--- Records ---

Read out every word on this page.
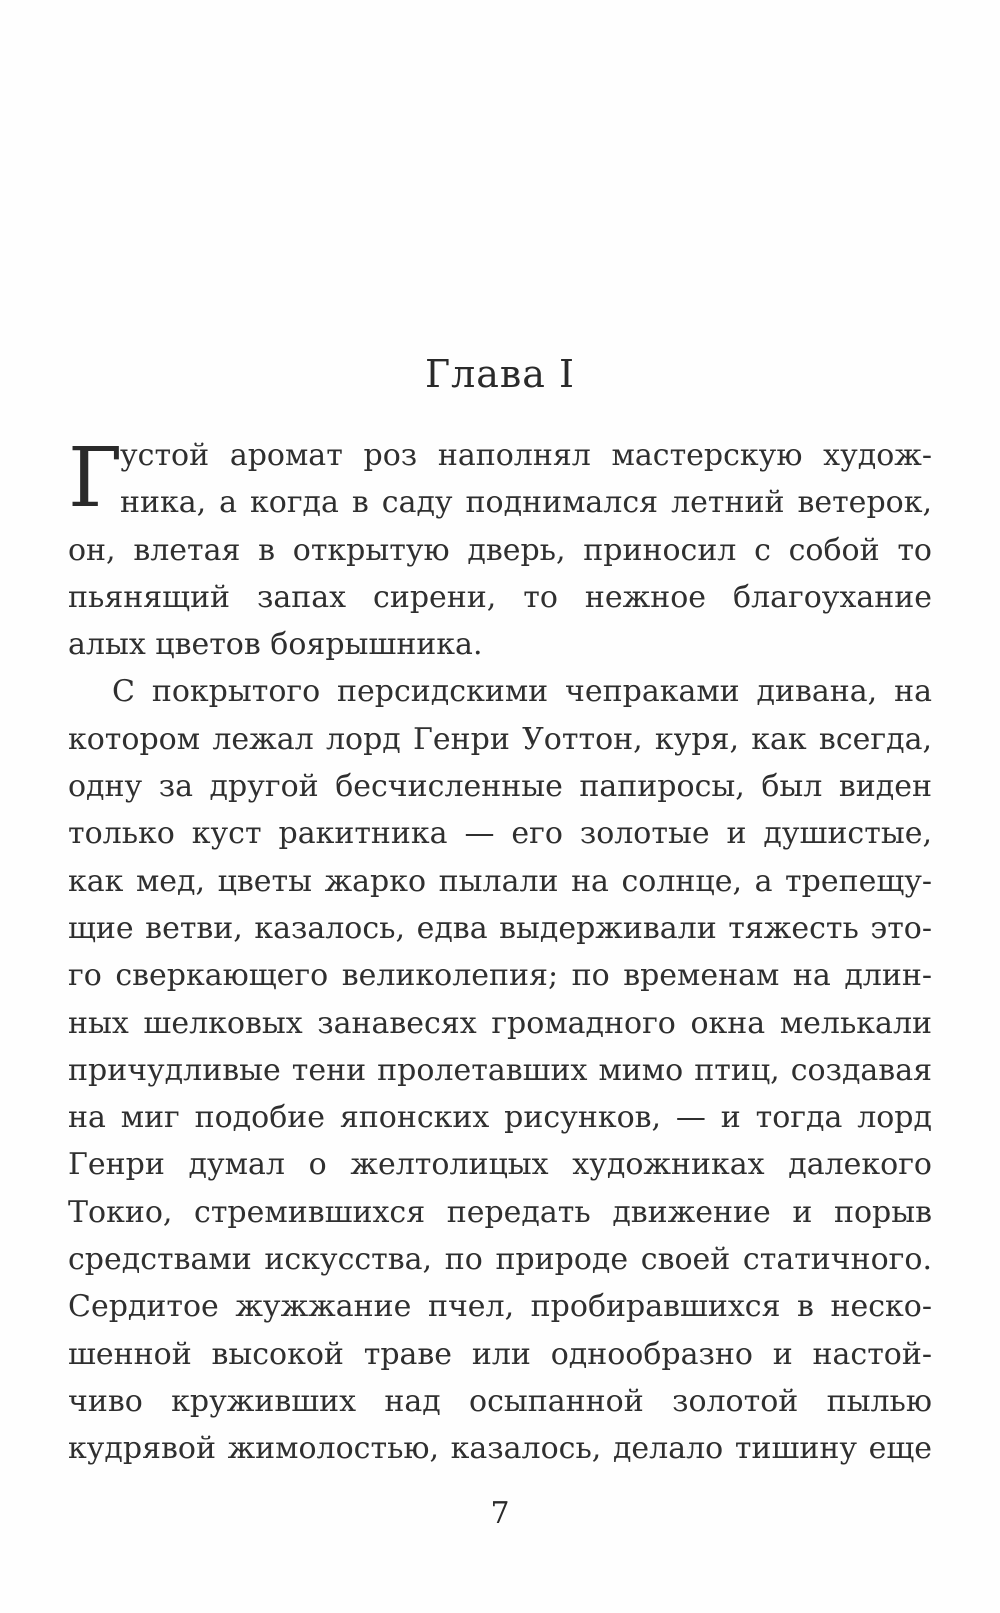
Глава I
Г
устой аромат роз наполнял мастерскую худож-
ника, а когда в саду поднимался летний ветерок,
он, влетая в открытую дверь, приносил с собой то
пьянящий запах сирени, то нежное благоухание
алых цветов боярышника.
С покрытого персидскими чепраками дивана, на
котором лежал лорд Генри Уоттон, куря, как всегда,
одну за другой бесчисленные папиросы, был виден
только куст ракитника — его золотые и душистые,
как мед, цветы жарко пылали на солнце, а трепещу-
щие ветви, казалось, едва выдерживали тяжесть это-
го сверкающего великолепия; по временам на длин-
ных шелковых занавесях громадного окна мелькали
причудливые тени пролетавших мимо птиц, создавая
на миг подобие японских рисунков, — и тогда лорд
Генри думал о желтолицых художниках далекого
Токио, стремившихся передать движение и порыв
средствами искусства, по природе своей статичного.
Сердитое жужжание пчел, пробиравшихся в неско-
шенной высокой траве или однообразно и настой-
чиво круживших над осыпанной золотой пылью
кудрявой жимолостью, казалось, делало тишину еще
7
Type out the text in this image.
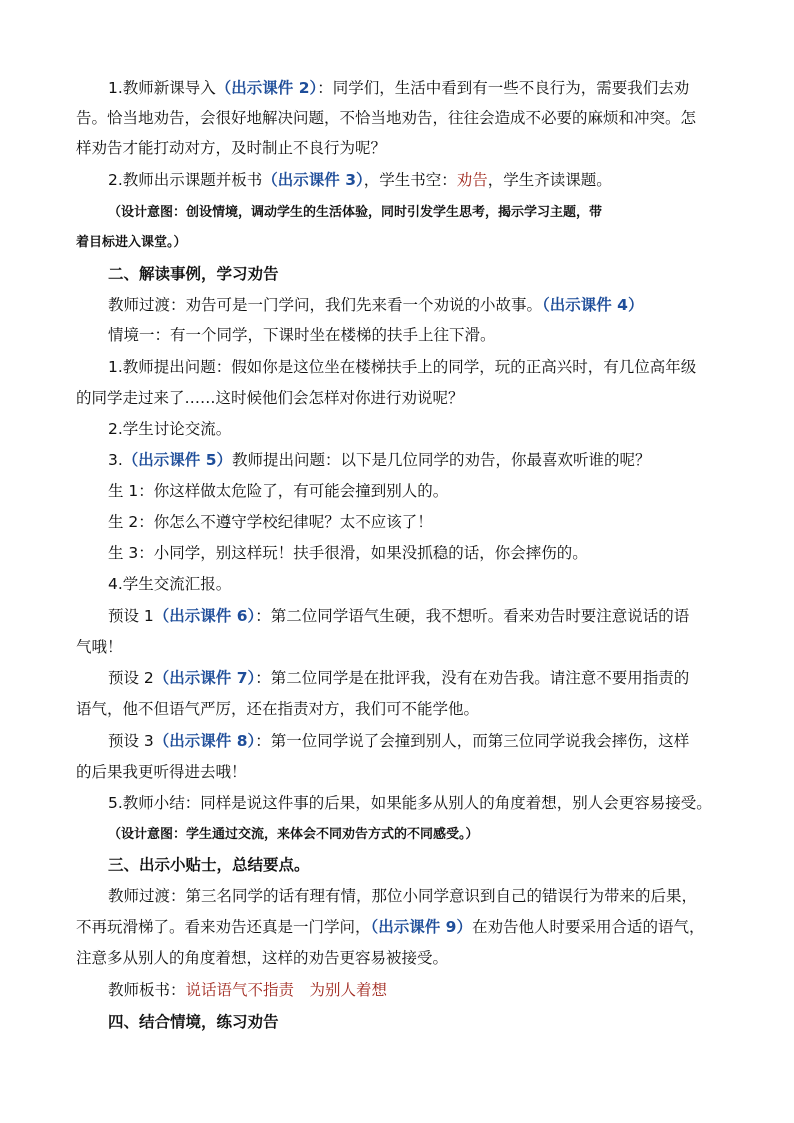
1.教师新课导入（出示课件 2）：同学们，生活中看到有一些不良行为，需要我们去劝
告。恰当地劝告，会很好地解决问题，不恰当地劝告，往往会造成不必要的麻烦和冲突。怎
样劝告才能打动对方，及时制止不良行为呢？
2.教师出示课题并板书（出示课件 3），学生书空：劝告，学生齐读课题。
（设计意图：创设情境，调动学生的生活体验，同时引发学生思考，揭示学习主题，带
着目标进入课堂。）
二、解读事例，学习劝告
教师过渡：劝告可是一门学问，我们先来看一个劝说的小故事。（出示课件 4）
情境一：有一个同学，下课时坐在楼梯的扶手上往下滑。
1.教师提出问题：假如你是这位坐在楼梯扶手上的同学，玩的正高兴时，有几位高年级
的同学走过来了……这时候他们会怎样对你进行劝说呢？
2.学生讨论交流。
3.（出示课件 5）教师提出问题：以下是几位同学的劝告，你最喜欢听谁的呢？
生 1：你这样做太危险了，有可能会撞到别人的。
生 2：你怎么不遵守学校纪律呢？太不应该了！
生 3：小同学，别这样玩！扶手很滑，如果没抓稳的话，你会摔伤的。
4.学生交流汇报。
预设 1（出示课件 6）：第二位同学语气生硬，我不想听。看来劝告时要注意说话的语
气哦！
预设 2（出示课件 7）：第二位同学是在批评我，没有在劝告我。请注意不要用指责的
语气，他不但语气严厉，还在指责对方，我们可不能学他。
预设 3（出示课件 8）：第一位同学说了会撞到别人，而第三位同学说我会摔伤，这样
的后果我更听得进去哦！
5.教师小结：同样是说这件事的后果，如果能多从别人的角度着想，别人会更容易接受。
（设计意图：学生通过交流，来体会不同劝告方式的不同感受。）
三、出示小贴士，总结要点。
教师过渡：第三名同学的话有理有情，那位小同学意识到自己的错误行为带来的后果，
不再玩滑梯了。看来劝告还真是一门学问，（出示课件 9）在劝告他人时要采用合适的语气，
注意多从别人的角度着想，这样的劝告更容易被接受。
教师板书：说话语气不指责　为别人着想
四、结合情境，练习劝告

--- PROBLEM TO SOLVE ---
Beginning at the line that contains "Type out the text in this image.", copy each remaining line of the records exactly, through the final one. Omit the pictures.

--- RESPONSE ---
Type out the text in this image.
1.教师新课导入（出示课件 2）：同学们，生活中看到有一些不良行为，需要我们去劝
告。恰当地劝告，会很好地解决问题，不恰当地劝告，往往会造成不必要的麻烦和冲突。怎
样劝告才能打动对方，及时制止不良行为呢？
2.教师出示课题并板书（出示课件 3），学生书空：劝告，学生齐读课题。
（设计意图：创设情境，调动学生的生活体验，同时引发学生思考，揭示学习主题，带
着目标进入课堂。）
二、解读事例，学习劝告
教师过渡：劝告可是一门学问，我们先来看一个劝说的小故事。（出示课件 4）
情境一：有一个同学，下课时坐在楼梯的扶手上往下滑。
1.教师提出问题：假如你是这位坐在楼梯扶手上的同学，玩的正高兴时，有几位高年级
的同学走过来了……这时候他们会怎样对你进行劝说呢？
2.学生讨论交流。
3.（出示课件 5）教师提出问题：以下是几位同学的劝告，你最喜欢听谁的呢？
生 1：你这样做太危险了，有可能会撞到别人的。
生 2：你怎么不遵守学校纪律呢？太不应该了！
生 3：小同学，别这样玩！扶手很滑，如果没抓稳的话，你会摔伤的。
4.学生交流汇报。
预设 1（出示课件 6）：第二位同学语气生硬，我不想听。看来劝告时要注意说话的语
气哦！
预设 2（出示课件 7）：第二位同学是在批评我，没有在劝告我。请注意不要用指责的
语气，他不但语气严厉，还在指责对方，我们可不能学他。
预设 3（出示课件 8）：第一位同学说了会撞到别人，而第三位同学说我会摔伤，这样
的后果我更听得进去哦！
5.教师小结：同样是说这件事的后果，如果能多从别人的角度着想，别人会更容易接受。
（设计意图：学生通过交流，来体会不同劝告方式的不同感受。）
三、出示小贴士，总结要点。
教师过渡：第三名同学的话有理有情，那位小同学意识到自己的错误行为带来的后果，
不再玩滑梯了。看来劝告还真是一门学问，（出示课件 9）在劝告他人时要采用合适的语气，
注意多从别人的角度着想，这样的劝告更容易被接受。
教师板书：说话语气不指责　为别人着想
四、结合情境，练习劝告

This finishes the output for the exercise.